Data items:
┌──

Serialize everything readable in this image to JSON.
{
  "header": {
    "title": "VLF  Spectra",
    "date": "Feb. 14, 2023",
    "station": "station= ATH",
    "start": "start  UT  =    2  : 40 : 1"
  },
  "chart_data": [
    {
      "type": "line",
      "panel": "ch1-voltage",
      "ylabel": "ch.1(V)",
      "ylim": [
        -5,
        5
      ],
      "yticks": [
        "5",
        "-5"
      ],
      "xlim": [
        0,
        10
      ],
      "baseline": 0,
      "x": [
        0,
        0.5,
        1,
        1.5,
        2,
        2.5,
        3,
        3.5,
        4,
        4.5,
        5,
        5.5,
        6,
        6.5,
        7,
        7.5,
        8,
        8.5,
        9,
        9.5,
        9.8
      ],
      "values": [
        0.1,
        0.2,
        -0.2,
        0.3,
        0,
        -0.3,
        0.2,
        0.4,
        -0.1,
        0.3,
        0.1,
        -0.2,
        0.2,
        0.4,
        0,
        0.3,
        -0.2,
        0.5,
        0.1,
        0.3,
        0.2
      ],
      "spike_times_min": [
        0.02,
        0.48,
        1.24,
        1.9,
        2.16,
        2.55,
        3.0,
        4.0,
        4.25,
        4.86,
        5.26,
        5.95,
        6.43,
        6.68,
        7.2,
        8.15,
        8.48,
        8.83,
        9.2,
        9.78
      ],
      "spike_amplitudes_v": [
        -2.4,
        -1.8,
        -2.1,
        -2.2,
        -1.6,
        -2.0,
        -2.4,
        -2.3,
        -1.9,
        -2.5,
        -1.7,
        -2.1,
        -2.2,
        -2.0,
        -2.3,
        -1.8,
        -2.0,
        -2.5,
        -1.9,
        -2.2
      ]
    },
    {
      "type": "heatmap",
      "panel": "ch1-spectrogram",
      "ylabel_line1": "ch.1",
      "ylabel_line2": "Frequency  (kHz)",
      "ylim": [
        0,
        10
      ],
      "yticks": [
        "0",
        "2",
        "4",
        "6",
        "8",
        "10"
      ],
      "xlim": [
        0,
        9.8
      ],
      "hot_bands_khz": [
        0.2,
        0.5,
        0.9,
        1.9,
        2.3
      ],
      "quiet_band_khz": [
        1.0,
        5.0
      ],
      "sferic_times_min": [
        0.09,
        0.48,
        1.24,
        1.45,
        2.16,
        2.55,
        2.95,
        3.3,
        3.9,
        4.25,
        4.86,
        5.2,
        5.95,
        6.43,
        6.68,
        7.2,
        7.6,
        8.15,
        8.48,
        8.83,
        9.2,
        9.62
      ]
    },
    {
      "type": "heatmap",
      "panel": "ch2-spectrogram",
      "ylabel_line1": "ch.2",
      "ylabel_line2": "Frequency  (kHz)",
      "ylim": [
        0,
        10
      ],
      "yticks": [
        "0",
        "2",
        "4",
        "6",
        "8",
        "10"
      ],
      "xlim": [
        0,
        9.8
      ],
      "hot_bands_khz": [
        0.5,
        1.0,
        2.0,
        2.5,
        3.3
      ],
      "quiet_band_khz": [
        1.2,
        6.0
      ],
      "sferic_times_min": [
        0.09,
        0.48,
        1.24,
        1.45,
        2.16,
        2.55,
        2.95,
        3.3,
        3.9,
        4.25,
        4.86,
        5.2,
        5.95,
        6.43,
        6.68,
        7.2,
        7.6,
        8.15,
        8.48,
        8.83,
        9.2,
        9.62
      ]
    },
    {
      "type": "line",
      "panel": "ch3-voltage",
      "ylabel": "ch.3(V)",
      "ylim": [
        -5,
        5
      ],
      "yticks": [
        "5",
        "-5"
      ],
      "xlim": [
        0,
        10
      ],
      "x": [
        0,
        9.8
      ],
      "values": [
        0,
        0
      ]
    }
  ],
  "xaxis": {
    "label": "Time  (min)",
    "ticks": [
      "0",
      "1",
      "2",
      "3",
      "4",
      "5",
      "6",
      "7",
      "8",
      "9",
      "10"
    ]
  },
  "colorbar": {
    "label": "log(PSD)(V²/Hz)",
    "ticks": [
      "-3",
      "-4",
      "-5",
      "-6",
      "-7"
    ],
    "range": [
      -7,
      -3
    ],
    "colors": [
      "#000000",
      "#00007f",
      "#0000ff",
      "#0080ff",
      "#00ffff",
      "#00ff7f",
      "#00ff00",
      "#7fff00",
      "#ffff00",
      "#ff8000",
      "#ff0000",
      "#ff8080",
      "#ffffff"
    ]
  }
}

└──

**Objective**
Restate each entry exactly, skipping none.

**Task answer**
Serialize everything readable in this image to JSON.
{
  "header": {
    "title": "VLF  Spectra",
    "date": "Feb. 14, 2023",
    "station": "station= ATH",
    "start": "start  UT  =    2  : 40 : 1"
  },
  "chart_data": [
    {
      "type": "line",
      "panel": "ch1-voltage",
      "ylabel": "ch.1(V)",
      "ylim": [
        -5,
        5
      ],
      "yticks": [
        "5",
        "-5"
      ],
      "xlim": [
        0,
        10
      ],
      "baseline": 0,
      "x": [
        0,
        0.5,
        1,
        1.5,
        2,
        2.5,
        3,
        3.5,
        4,
        4.5,
        5,
        5.5,
        6,
        6.5,
        7,
        7.5,
        8,
        8.5,
        9,
        9.5,
        9.8
      ],
      "values": [
        0.1,
        0.2,
        -0.2,
        0.3,
        0,
        -0.3,
        0.2,
        0.4,
        -0.1,
        0.3,
        0.1,
        -0.2,
        0.2,
        0.4,
        0,
        0.3,
        -0.2,
        0.5,
        0.1,
        0.3,
        0.2
      ],
      "spike_times_min": [
        0.02,
        0.48,
        1.24,
        1.9,
        2.16,
        2.55,
        3.0,
        4.0,
        4.25,
        4.86,
        5.26,
        5.95,
        6.43,
        6.68,
        7.2,
        8.15,
        8.48,
        8.83,
        9.2,
        9.78
      ],
      "spike_amplitudes_v": [
        -2.4,
        -1.8,
        -2.1,
        -2.2,
        -1.6,
        -2.0,
        -2.4,
        -2.3,
        -1.9,
        -2.5,
        -1.7,
        -2.1,
        -2.2,
        -2.0,
        -2.3,
        -1.8,
        -2.0,
        -2.5,
        -1.9,
        -2.2
      ]
    },
    {
      "type": "heatmap",
      "panel": "ch1-spectrogram",
      "ylabel_line1": "ch.1",
      "ylabel_line2": "Frequency  (kHz)",
      "ylim": [
        0,
        10
      ],
      "yticks": [
        "0",
        "2",
        "4",
        "6",
        "8",
        "10"
      ],
      "xlim": [
        0,
        9.8
      ],
      "hot_bands_khz": [
        0.2,
        0.5,
        0.9,
        1.9,
        2.3
      ],
      "quiet_band_khz": [
        1.0,
        5.0
      ],
      "sferic_times_min": [
        0.09,
        0.48,
        1.24,
        1.45,
        2.16,
        2.55,
        2.95,
        3.3,
        3.9,
        4.25,
        4.86,
        5.2,
        5.95,
        6.43,
        6.68,
        7.2,
        7.6,
        8.15,
        8.48,
        8.83,
        9.2,
        9.62
      ]
    },
    {
      "type": "heatmap",
      "panel": "ch2-spectrogram",
      "ylabel_line1": "ch.2",
      "ylabel_line2": "Frequency  (kHz)",
      "ylim": [
        0,
        10
      ],
      "yticks": [
        "0",
        "2",
        "4",
        "6",
        "8",
        "10"
      ],
      "xlim": [
        0,
        9.8
      ],
      "hot_bands_khz": [
        0.5,
        1.0,
        2.0,
        2.5,
        3.3
      ],
      "quiet_band_khz": [
        1.2,
        6.0
      ],
      "sferic_times_min": [
        0.09,
        0.48,
        1.24,
        1.45,
        2.16,
        2.55,
        2.95,
        3.3,
        3.9,
        4.25,
        4.86,
        5.2,
        5.95,
        6.43,
        6.68,
        7.2,
        7.6,
        8.15,
        8.48,
        8.83,
        9.2,
        9.62
      ]
    },
    {
      "type": "line",
      "panel": "ch3-voltage",
      "ylabel": "ch.3(V)",
      "ylim": [
        -5,
        5
      ],
      "yticks": [
        "5",
        "-5"
      ],
      "xlim": [
        0,
        10
      ],
      "x": [
        0,
        9.8
      ],
      "values": [
        0,
        0
      ]
    }
  ],
  "xaxis": {
    "label": "Time  (min)",
    "ticks": [
      "0",
      "1",
      "2",
      "3",
      "4",
      "5",
      "6",
      "7",
      "8",
      "9",
      "10"
    ]
  },
  "colorbar": {
    "label": "log(PSD)(V²/Hz)",
    "ticks": [
      "-3",
      "-4",
      "-5",
      "-6",
      "-7"
    ],
    "range": [
      -7,
      -3
    ],
    "colors": [
      "#000000",
      "#00007f",
      "#0000ff",
      "#0080ff",
      "#00ffff",
      "#00ff7f",
      "#00ff00",
      "#7fff00",
      "#ffff00",
      "#ff8000",
      "#ff0000",
      "#ff8080",
      "#ffffff"
    ]
  }
}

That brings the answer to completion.